Brief> Transcribe the records that follow in their entirety, omitting any pictures.

Input records>
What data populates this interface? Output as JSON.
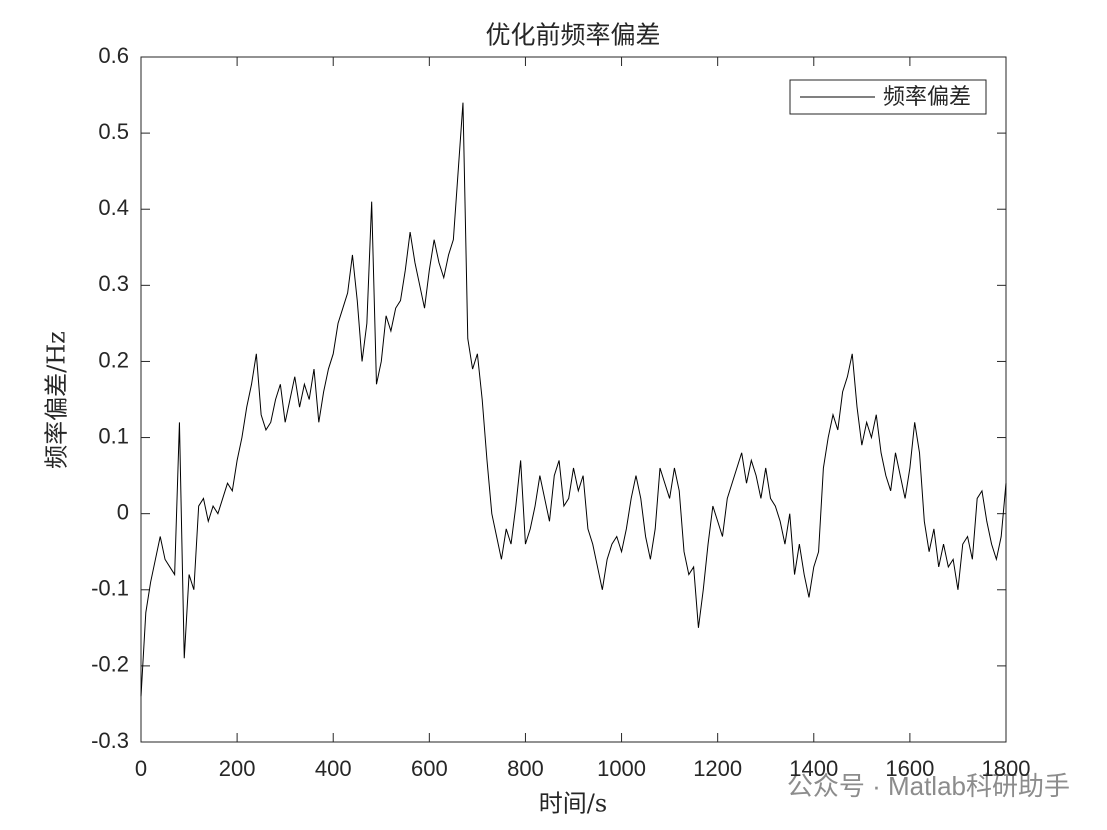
{
  "chart_data": {
    "type": "line",
    "title": "优化前频率偏差",
    "x_label": "时间/s",
    "y_label": "频率偏差/Hz",
    "watermark": "公众号 · Matlab科研助手",
    "legend": "northeast",
    "xlim": [
      0,
      1800
    ],
    "xticks": [
      0,
      200,
      400,
      600,
      800,
      1000,
      1200,
      1400,
      1600,
      1800
    ],
    "ylim": [
      -0.3,
      0.6
    ],
    "yticks": [
      -0.3,
      -0.2,
      -0.1,
      0,
      0.1,
      0.2,
      0.3,
      0.4,
      0.5,
      0.6
    ],
    "x": [
      0,
      10,
      20,
      30,
      40,
      50,
      60,
      70,
      80,
      90,
      100,
      110,
      120,
      130,
      140,
      150,
      160,
      170,
      180,
      190,
      200,
      210,
      220,
      230,
      240,
      250,
      260,
      270,
      280,
      290,
      300,
      310,
      320,
      330,
      340,
      350,
      360,
      370,
      380,
      390,
      400,
      410,
      420,
      430,
      440,
      450,
      460,
      470,
      480,
      490,
      500,
      510,
      520,
      530,
      540,
      550,
      560,
      570,
      580,
      590,
      600,
      610,
      620,
      630,
      640,
      650,
      660,
      670,
      680,
      690,
      700,
      710,
      720,
      730,
      740,
      750,
      760,
      770,
      780,
      790,
      800,
      810,
      820,
      830,
      840,
      850,
      860,
      870,
      880,
      890,
      900,
      910,
      920,
      930,
      940,
      950,
      960,
      970,
      980,
      990,
      1000,
      1010,
      1020,
      1030,
      1040,
      1050,
      1060,
      1070,
      1080,
      1090,
      1100,
      1110,
      1120,
      1130,
      1140,
      1150,
      1160,
      1170,
      1180,
      1190,
      1200,
      1210,
      1220,
      1230,
      1240,
      1250,
      1260,
      1270,
      1280,
      1290,
      1300,
      1310,
      1320,
      1330,
      1340,
      1350,
      1360,
      1370,
      1380,
      1390,
      1400,
      1410,
      1420,
      1430,
      1440,
      1450,
      1460,
      1470,
      1480,
      1490,
      1500,
      1510,
      1520,
      1530,
      1540,
      1550,
      1560,
      1570,
      1580,
      1590,
      1600,
      1610,
      1620,
      1630,
      1640,
      1650,
      1660,
      1670,
      1680,
      1690,
      1700,
      1710,
      1720,
      1730,
      1740,
      1750,
      1760,
      1770,
      1780,
      1790,
      1800
    ],
    "series": [
      {
        "name": "频率偏差",
        "color": "#000000",
        "values": [
          -0.24,
          -0.13,
          -0.09,
          -0.06,
          -0.03,
          -0.06,
          -0.07,
          -0.08,
          0.12,
          -0.19,
          -0.08,
          -0.1,
          0.01,
          0.02,
          -0.01,
          0.01,
          0.0,
          0.02,
          0.04,
          0.03,
          0.07,
          0.1,
          0.14,
          0.17,
          0.21,
          0.13,
          0.11,
          0.12,
          0.15,
          0.17,
          0.12,
          0.15,
          0.18,
          0.14,
          0.17,
          0.15,
          0.19,
          0.12,
          0.16,
          0.19,
          0.21,
          0.25,
          0.27,
          0.29,
          0.34,
          0.28,
          0.2,
          0.25,
          0.41,
          0.17,
          0.2,
          0.26,
          0.24,
          0.27,
          0.28,
          0.32,
          0.37,
          0.33,
          0.3,
          0.27,
          0.32,
          0.36,
          0.33,
          0.31,
          0.34,
          0.36,
          0.45,
          0.54,
          0.23,
          0.19,
          0.21,
          0.15,
          0.07,
          0.0,
          -0.03,
          -0.06,
          -0.02,
          -0.04,
          0.01,
          0.07,
          -0.04,
          -0.02,
          0.01,
          0.05,
          0.02,
          -0.01,
          0.05,
          0.07,
          0.01,
          0.02,
          0.06,
          0.03,
          0.05,
          -0.02,
          -0.04,
          -0.07,
          -0.1,
          -0.06,
          -0.04,
          -0.03,
          -0.05,
          -0.02,
          0.02,
          0.05,
          0.02,
          -0.03,
          -0.06,
          -0.02,
          0.06,
          0.04,
          0.02,
          0.06,
          0.03,
          -0.05,
          -0.08,
          -0.07,
          -0.15,
          -0.1,
          -0.04,
          0.01,
          -0.01,
          -0.03,
          0.02,
          0.04,
          0.06,
          0.08,
          0.04,
          0.07,
          0.05,
          0.02,
          0.06,
          0.02,
          0.01,
          -0.01,
          -0.04,
          0.0,
          -0.08,
          -0.04,
          -0.08,
          -0.11,
          -0.07,
          -0.05,
          0.06,
          0.1,
          0.13,
          0.11,
          0.16,
          0.18,
          0.21,
          0.14,
          0.09,
          0.12,
          0.1,
          0.13,
          0.08,
          0.05,
          0.03,
          0.08,
          0.05,
          0.02,
          0.06,
          0.12,
          0.08,
          -0.01,
          -0.05,
          -0.02,
          -0.07,
          -0.04,
          -0.07,
          -0.06,
          -0.1,
          -0.04,
          -0.03,
          -0.06,
          0.02,
          0.03,
          -0.01,
          -0.04,
          -0.06,
          -0.03,
          0.04
        ]
      }
    ]
  }
}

Finished answer>
What data populates this interface? Output as JSON.
{
  "chart_data": {
    "type": "line",
    "title": "优化前频率偏差",
    "x_label": "时间/s",
    "y_label": "频率偏差/Hz",
    "watermark": "公众号 · Matlab科研助手",
    "legend": "northeast",
    "xlim": [
      0,
      1800
    ],
    "xticks": [
      0,
      200,
      400,
      600,
      800,
      1000,
      1200,
      1400,
      1600,
      1800
    ],
    "ylim": [
      -0.3,
      0.6
    ],
    "yticks": [
      -0.3,
      -0.2,
      -0.1,
      0,
      0.1,
      0.2,
      0.3,
      0.4,
      0.5,
      0.6
    ],
    "x": [
      0,
      10,
      20,
      30,
      40,
      50,
      60,
      70,
      80,
      90,
      100,
      110,
      120,
      130,
      140,
      150,
      160,
      170,
      180,
      190,
      200,
      210,
      220,
      230,
      240,
      250,
      260,
      270,
      280,
      290,
      300,
      310,
      320,
      330,
      340,
      350,
      360,
      370,
      380,
      390,
      400,
      410,
      420,
      430,
      440,
      450,
      460,
      470,
      480,
      490,
      500,
      510,
      520,
      530,
      540,
      550,
      560,
      570,
      580,
      590,
      600,
      610,
      620,
      630,
      640,
      650,
      660,
      670,
      680,
      690,
      700,
      710,
      720,
      730,
      740,
      750,
      760,
      770,
      780,
      790,
      800,
      810,
      820,
      830,
      840,
      850,
      860,
      870,
      880,
      890,
      900,
      910,
      920,
      930,
      940,
      950,
      960,
      970,
      980,
      990,
      1000,
      1010,
      1020,
      1030,
      1040,
      1050,
      1060,
      1070,
      1080,
      1090,
      1100,
      1110,
      1120,
      1130,
      1140,
      1150,
      1160,
      1170,
      1180,
      1190,
      1200,
      1210,
      1220,
      1230,
      1240,
      1250,
      1260,
      1270,
      1280,
      1290,
      1300,
      1310,
      1320,
      1330,
      1340,
      1350,
      1360,
      1370,
      1380,
      1390,
      1400,
      1410,
      1420,
      1430,
      1440,
      1450,
      1460,
      1470,
      1480,
      1490,
      1500,
      1510,
      1520,
      1530,
      1540,
      1550,
      1560,
      1570,
      1580,
      1590,
      1600,
      1610,
      1620,
      1630,
      1640,
      1650,
      1660,
      1670,
      1680,
      1690,
      1700,
      1710,
      1720,
      1730,
      1740,
      1750,
      1760,
      1770,
      1780,
      1790,
      1800
    ],
    "series": [
      {
        "name": "频率偏差",
        "color": "#000000",
        "values": [
          -0.24,
          -0.13,
          -0.09,
          -0.06,
          -0.03,
          -0.06,
          -0.07,
          -0.08,
          0.12,
          -0.19,
          -0.08,
          -0.1,
          0.01,
          0.02,
          -0.01,
          0.01,
          0.0,
          0.02,
          0.04,
          0.03,
          0.07,
          0.1,
          0.14,
          0.17,
          0.21,
          0.13,
          0.11,
          0.12,
          0.15,
          0.17,
          0.12,
          0.15,
          0.18,
          0.14,
          0.17,
          0.15,
          0.19,
          0.12,
          0.16,
          0.19,
          0.21,
          0.25,
          0.27,
          0.29,
          0.34,
          0.28,
          0.2,
          0.25,
          0.41,
          0.17,
          0.2,
          0.26,
          0.24,
          0.27,
          0.28,
          0.32,
          0.37,
          0.33,
          0.3,
          0.27,
          0.32,
          0.36,
          0.33,
          0.31,
          0.34,
          0.36,
          0.45,
          0.54,
          0.23,
          0.19,
          0.21,
          0.15,
          0.07,
          0.0,
          -0.03,
          -0.06,
          -0.02,
          -0.04,
          0.01,
          0.07,
          -0.04,
          -0.02,
          0.01,
          0.05,
          0.02,
          -0.01,
          0.05,
          0.07,
          0.01,
          0.02,
          0.06,
          0.03,
          0.05,
          -0.02,
          -0.04,
          -0.07,
          -0.1,
          -0.06,
          -0.04,
          -0.03,
          -0.05,
          -0.02,
          0.02,
          0.05,
          0.02,
          -0.03,
          -0.06,
          -0.02,
          0.06,
          0.04,
          0.02,
          0.06,
          0.03,
          -0.05,
          -0.08,
          -0.07,
          -0.15,
          -0.1,
          -0.04,
          0.01,
          -0.01,
          -0.03,
          0.02,
          0.04,
          0.06,
          0.08,
          0.04,
          0.07,
          0.05,
          0.02,
          0.06,
          0.02,
          0.01,
          -0.01,
          -0.04,
          0.0,
          -0.08,
          -0.04,
          -0.08,
          -0.11,
          -0.07,
          -0.05,
          0.06,
          0.1,
          0.13,
          0.11,
          0.16,
          0.18,
          0.21,
          0.14,
          0.09,
          0.12,
          0.1,
          0.13,
          0.08,
          0.05,
          0.03,
          0.08,
          0.05,
          0.02,
          0.06,
          0.12,
          0.08,
          -0.01,
          -0.05,
          -0.02,
          -0.07,
          -0.04,
          -0.07,
          -0.06,
          -0.1,
          -0.04,
          -0.03,
          -0.06,
          0.02,
          0.03,
          -0.01,
          -0.04,
          -0.06,
          -0.03,
          0.04
        ]
      }
    ]
  }
}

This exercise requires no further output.